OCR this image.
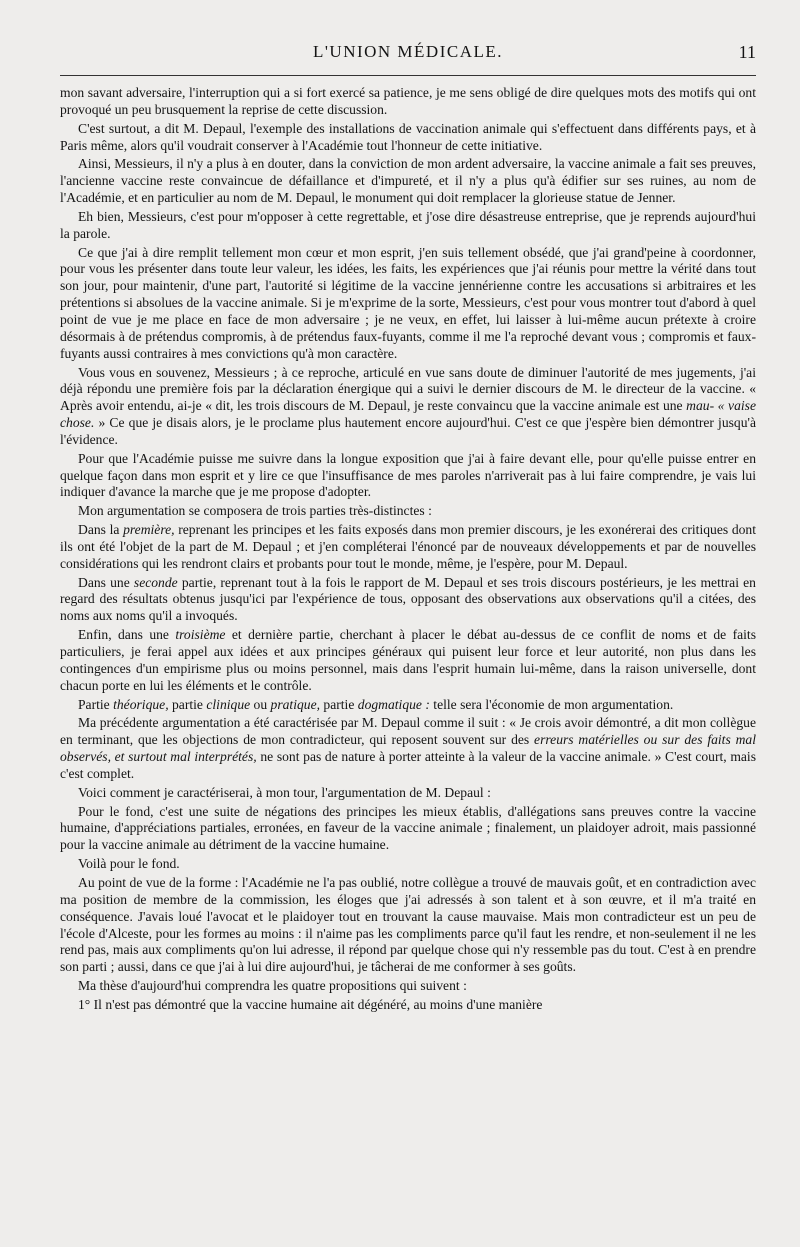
L'UNION MÉDICALE.	11

mon savant adversaire, l'interruption qui a si fort exercé sa patience, je me sens obligé de dire quelques mots des motifs qui ont provoqué un peu brusquement la reprise de cette discussion.

C'est surtout, a dit M. Depaul, l'exemple des installations de vaccination animale qui s'effectuent dans différents pays, et à Paris même, alors qu'il voudrait conserver à l'Académie tout l'honneur de cette initiative.

Ainsi, Messieurs, il n'y a plus à en douter, dans la conviction de mon ardent adversaire, la vaccine animale a fait ses preuves, l'ancienne vaccine reste convaincue de défaillance et d'impureté, et il n'y a plus qu'à édifier sur ses ruines, au nom de l'Académie, et en particulier au nom de M. Depaul, le monument qui doit remplacer la glorieuse statue de Jenner.

Eh bien, Messieurs, c'est pour m'opposer à cette regrettable, et j'ose dire désastreuse entreprise, que je reprends aujourd'hui la parole.

Ce que j'ai à dire remplit tellement mon cœur et mon esprit, j'en suis tellement obsédé, que j'ai grand'peine à coordonner, pour vous les présenter dans toute leur valeur, les idées, les faits, les expériences que j'ai réunis pour mettre la vérité dans tout son jour, pour maintenir, d'une part, l'autorité si légitime de la vaccine jennérienne contre les accusations si arbitraires et les prétentions si absolues de la vaccine animale. Si je m'exprime de la sorte, Messieurs, c'est pour vous montrer tout d'abord à quel point de vue je me place en face de mon adversaire ; je ne veux, en effet, lui laisser à lui-même aucun prétexte à croire désormais à de prétendus compromis, à de prétendus faux-fuyants, comme il me l'a reproché devant vous ; compromis et faux-fuyants aussi contraires à mes convictions qu'à mon caractère.

Vous vous en souvenez, Messieurs ; à ce reproche, articulé en vue sans doute de diminuer l'autorité de mes jugements, j'ai déjà répondu une première fois par la déclaration énergique qui a suivi le dernier discours de M. le directeur de la vaccine. « Après avoir entendu, ai-je « dit, les trois discours de M. Depaul, je reste convaincu que la vaccine animale est une mau- « vaise chose. » Ce que je disais alors, je le proclame plus hautement encore aujourd'hui. C'est ce que j'espère bien démontrer jusqu'à l'évidence.

Pour que l'Académie puisse me suivre dans la longue exposition que j'ai à faire devant elle, pour qu'elle puisse entrer en quelque façon dans mon esprit et y lire ce que l'insuffisance de mes paroles n'arriverait pas à lui faire comprendre, je vais lui indiquer d'avance la marche que je me propose d'adopter.

Mon argumentation se composera de trois parties très-distinctes :

Dans la première, reprenant les principes et les faits exposés dans mon premier discours, je les exonérerai des critiques dont ils ont été l'objet de la part de M. Depaul ; et j'en compléterai l'énoncé par de nouveaux développements et par de nouvelles considérations qui les rendront clairs et probants pour tout le monde, même, je l'espère, pour M. Depaul.

Dans une seconde partie, reprenant tout à la fois le rapport de M. Depaul et ses trois discours postérieurs, je les mettrai en regard des résultats obtenus jusqu'ici par l'expérience de tous, opposant des observations aux observations qu'il a citées, des noms aux noms qu'il a invoqués.

Enfin, dans une troisième et dernière partie, cherchant à placer le débat au-dessus de ce conflit de noms et de faits particuliers, je ferai appel aux idées et aux principes généraux qui puisent leur force et leur autorité, non plus dans les contingences d'un empirisme plus ou moins personnel, mais dans l'esprit humain lui-même, dans la raison universelle, dont chacun porte en lui les éléments et le contrôle.

Partie théorique, partie clinique ou pratique, partie dogmatique : telle sera l'économie de mon argumentation.

Ma précédente argumentation a été caractérisée par M. Depaul comme il suit : « Je crois avoir démontré, a dit mon collègue en terminant, que les objections de mon contradicteur, qui reposent souvent sur des erreurs matérielles ou sur des faits mal observés, et surtout mal interprétés, ne sont pas de nature à porter atteinte à la valeur de la vaccine animale. » C'est court, mais c'est complet.

Voici comment je caractériserai, à mon tour, l'argumentation de M. Depaul :

Pour le fond, c'est une suite de négations des principes les mieux établis, d'allégations sans preuves contre la vaccine humaine, d'appréciations partiales, erronées, en faveur de la vaccine animale ; finalement, un plaidoyer adroit, mais passionné pour la vaccine animale au détriment de la vaccine humaine.

Voilà pour le fond.

Au point de vue de la forme : l'Académie ne l'a pas oublié, notre collègue a trouvé de mauvais goût, et en contradiction avec ma position de membre de la commission, les éloges que j'ai adressés à son talent et à son œuvre, et il m'a traité en conséquence. J'avais loué l'avocat et le plaidoyer tout en trouvant la cause mauvaise. Mais mon contradicteur est un peu de l'école d'Alceste, pour les formes au moins : il n'aime pas les compliments parce qu'il faut les rendre, et non-seulement il ne les rend pas, mais aux compliments qu'on lui adresse, il répond par quelque chose qui n'y ressemble pas du tout. C'est à en prendre son parti ; aussi, dans ce que j'ai à lui dire aujourd'hui, je tâcherai de me conformer à ses goûts.

Ma thèse d'aujourd'hui comprendra les quatre propositions qui suivent :

1° Il n'est pas démontré que la vaccine humaine ait dégénéré, au moins d'une manière
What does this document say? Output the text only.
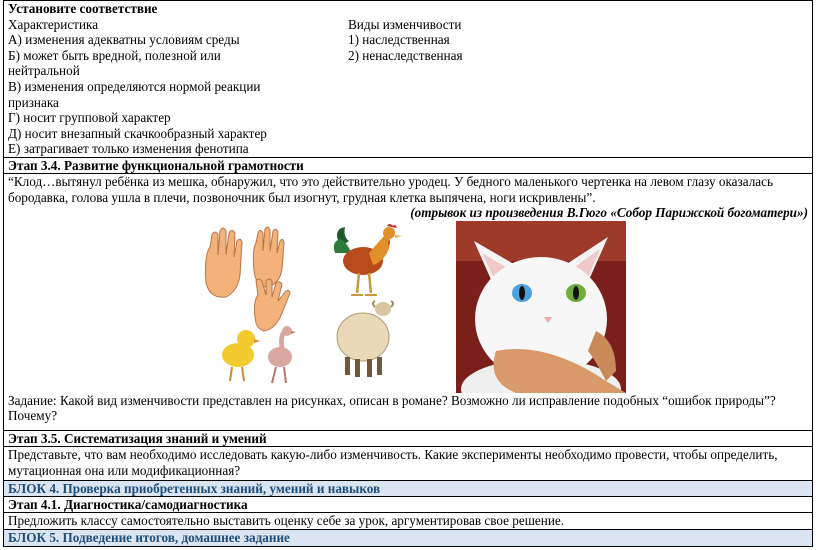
Установите соответствие
Характеристика
А) изменения адекватны условиям среды
Б) может быть вредной, полезной или
нейтральной
В) изменения определяются нормой реакции
признака
Г) носит групповой характер
Д) носит внезапный скачкообразный характер
Е) затрагивает только изменения фенотипа
Виды изменчивости
1) наследственная
2) ненаследственная
Этап 3.4. Развитие функциональной грамотности
“Клод…вытянул ребёнка из мешка, обнаружил, что это действительно уродец. У бедного маленького чертенка на левом глазу оказалась бородавка, голова ушла в плечи, позвоночник был изогнут, грудная клетка выпячена, ноги искривлены”.
(отрывок из произведения В.Гюго «Собор Парижской богоматери»)
Задание: Какой вид изменчивости представлен на рисунках, описан в романе? Возможно ли исправление подобных “ошибок природы”? Почему?
Этап 3.5. Систематизация знаний и умений
Представьте, что вам необходимо исследовать какую-либо изменчивость. Какие эксперименты необходимо провести, чтобы определить, мутационная она или модификационная?
БЛОК 4. Проверка приобретенных знаний, умений и навыков
Этап 4.1. Диагностика/самодиагностика
Предложить классу самостоятельно выставить оценку себе за урок, аргументировав свое решение.
БЛОК 5. Подведение итогов, домашнее задание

▶ _EXERCISE REQUIREMENTS_: Without the pictures, repeat the listing above exactly.

▶ _FULL OUTPUT_:
OCR this image.
L'UNION MÉDICALE.	11

mon savant adversaire, l'interruption qui a si fort exercé sa patience, je me sens obligé de dire quelques mots des motifs qui ont provoqué un peu brusquement la reprise de cette discussion.

C'est surtout, a dit M. Depaul, l'exemple des installations de vaccination animale qui s'effectuent dans différents pays, et à Paris même, alors qu'il voudrait conserver à l'Académie tout l'honneur de cette initiative.

Ainsi, Messieurs, il n'y a plus à en douter, dans la conviction de mon ardent adversaire, la vaccine animale a fait ses preuves, l'ancienne vaccine reste convaincue de défaillance et d'impureté, et il n'y a plus qu'à édifier sur ses ruines, au nom de l'Académie, et en particulier au nom de M. Depaul, le monument qui doit remplacer la glorieuse statue de Jenner.

Eh bien, Messieurs, c'est pour m'opposer à cette regrettable, et j'ose dire désastreuse entreprise, que je reprends aujourd'hui la parole.

Ce que j'ai à dire remplit tellement mon cœur et mon esprit, j'en suis tellement obsédé, que j'ai grand'peine à coordonner, pour vous les présenter dans toute leur valeur, les idées, les faits, les expériences que j'ai réunis pour mettre la vérité dans tout son jour, pour maintenir, d'une part, l'autorité si légitime de la vaccine jennérienne contre les accusations si arbitraires et les prétentions si absolues de la vaccine animale. Si je m'exprime de la sorte, Messieurs, c'est pour vous montrer tout d'abord à quel point de vue je me place en face de mon adversaire ; je ne veux, en effet, lui laisser à lui-même aucun prétexte à croire désormais à de prétendus compromis, à de prétendus faux-fuyants, comme il me l'a reproché devant vous ; compromis et faux-fuyants aussi contraires à mes convictions qu'à mon caractère.

Vous vous en souvenez, Messieurs ; à ce reproche, articulé en vue sans doute de diminuer l'autorité de mes jugements, j'ai déjà répondu une première fois par la déclaration énergique qui a suivi le dernier discours de M. le directeur de la vaccine. « Après avoir entendu, ai-je « dit, les trois discours de M. Depaul, je reste convaincu que la vaccine animale est une mau- « vaise chose. » Ce que je disais alors, je le proclame plus hautement encore aujourd'hui. C'est ce que j'espère bien démontrer jusqu'à l'évidence.

Pour que l'Académie puisse me suivre dans la longue exposition que j'ai à faire devant elle, pour qu'elle puisse entrer en quelque façon dans mon esprit et y lire ce que l'insuffisance de mes paroles n'arriverait pas à lui faire comprendre, je vais lui indiquer d'avance la marche que je me propose d'adopter.

Mon argumentation se composera de trois parties très-distinctes :

Dans la première, reprenant les principes et les faits exposés dans mon premier discours, je les exonérerai des critiques dont ils ont été l'objet de la part de M. Depaul ; et j'en compléterai l'énoncé par de nouveaux développements et par de nouvelles considérations qui les rendront clairs et probants pour tout le monde, même, je l'espère, pour M. Depaul.

Dans une seconde partie, reprenant tout à la fois le rapport de M. Depaul et ses trois discours postérieurs, je les mettrai en regard des résultats obtenus jusqu'ici par l'expérience de tous, opposant des observations aux observations qu'il a citées, des noms aux noms qu'il a invoqués.

Enfin, dans une troisième et dernière partie, cherchant à placer le débat au-dessus de ce conflit de noms et de faits particuliers, je ferai appel aux idées et aux principes généraux qui puisent leur force et leur autorité, non plus dans les contingences d'un empirisme plus ou moins personnel, mais dans l'esprit humain lui-même, dans la raison universelle, dont chacun porte en lui les éléments et le contrôle.

Partie théorique, partie clinique ou pratique, partie dogmatique : telle sera l'économie de mon argumentation.

Ma précédente argumentation a été caractérisée par M. Depaul comme il suit : « Je crois avoir démontré, a dit mon collègue en terminant, que les objections de mon contradicteur, qui reposent souvent sur des erreurs matérielles ou sur des faits mal observés, et surtout mal interprétés, ne sont pas de nature à porter atteinte à la valeur de la vaccine animale. » C'est court, mais c'est complet.

Voici comment je caractériserai, à mon tour, l'argumentation de M. Depaul :

Pour le fond, c'est une suite de négations des principes les mieux établis, d'allégations sans preuves contre la vaccine humaine, d'appréciations partiales, erronées, en faveur de la vaccine animale ; finalement, un plaidoyer adroit, mais passionné pour la vaccine animale au détriment de la vaccine humaine.

Voilà pour le fond.

Au point de vue de la forme : l'Académie ne l'a pas oublié, notre collègue a trouvé de mauvais goût, et en contradiction avec ma position de membre de la commission, les éloges que j'ai adressés à son talent et à son œuvre, et il m'a traité en conséquence. J'avais loué l'avocat et le plaidoyer tout en trouvant la cause mauvaise. Mais mon contradicteur est un peu de l'école d'Alceste, pour les formes au moins : il n'aime pas les compliments parce qu'il faut les rendre, et non-seulement il ne les rend pas, mais aux compliments qu'on lui adresse, il répond par quelque chose qui n'y ressemble pas du tout. C'est à en prendre son parti ; aussi, dans ce que j'ai à lui dire aujourd'hui, je tâcherai de me conformer à ses goûts.

Ma thèse d'aujourd'hui comprendra les quatre propositions qui suivent :

1° Il n'est pas démontré que la vaccine humaine ait dégénéré, au moins d'une manière
What does this document say? Output the text only.
Установите соответствие
Характеристика
А) изменения адекватны условиям среды
Б) может быть вредной, полезной или
нейтральной
В) изменения определяются нормой реакции
признака
Г) носит групповой характер
Д) носит внезапный скачкообразный характер
Е) затрагивает только изменения фенотипа
Виды изменчивости
1) наследственная
2) ненаследственная
Этап 3.4. Развитие функциональной грамотности
“Клод…вытянул ребёнка из мешка, обнаружил, что это действительно уродец. У бедного маленького чертенка на левом глазу оказалась бородавка, голова ушла в плечи, позвоночник был изогнут, грудная клетка выпячена, ноги искривлены”.
(отрывок из произведения В.Гюго «Собор Парижской богоматери»)
Задание: Какой вид изменчивости представлен на рисунках, описан в романе? Возможно ли исправление подобных “ошибок природы”? Почему?
Этап 3.5. Систематизация знаний и умений
Представьте, что вам необходимо исследовать какую-либо изменчивость. Какие эксперименты необходимо провести, чтобы определить, мутационная она или модификационная?
БЛОК 4. Проверка приобретенных знаний, умений и навыков
Этап 4.1. Диагностика/самодиагностика
Предложить классу самостоятельно выставить оценку себе за урок, аргументировав свое решение.
БЛОК 5. Подведение итогов, домашнее задание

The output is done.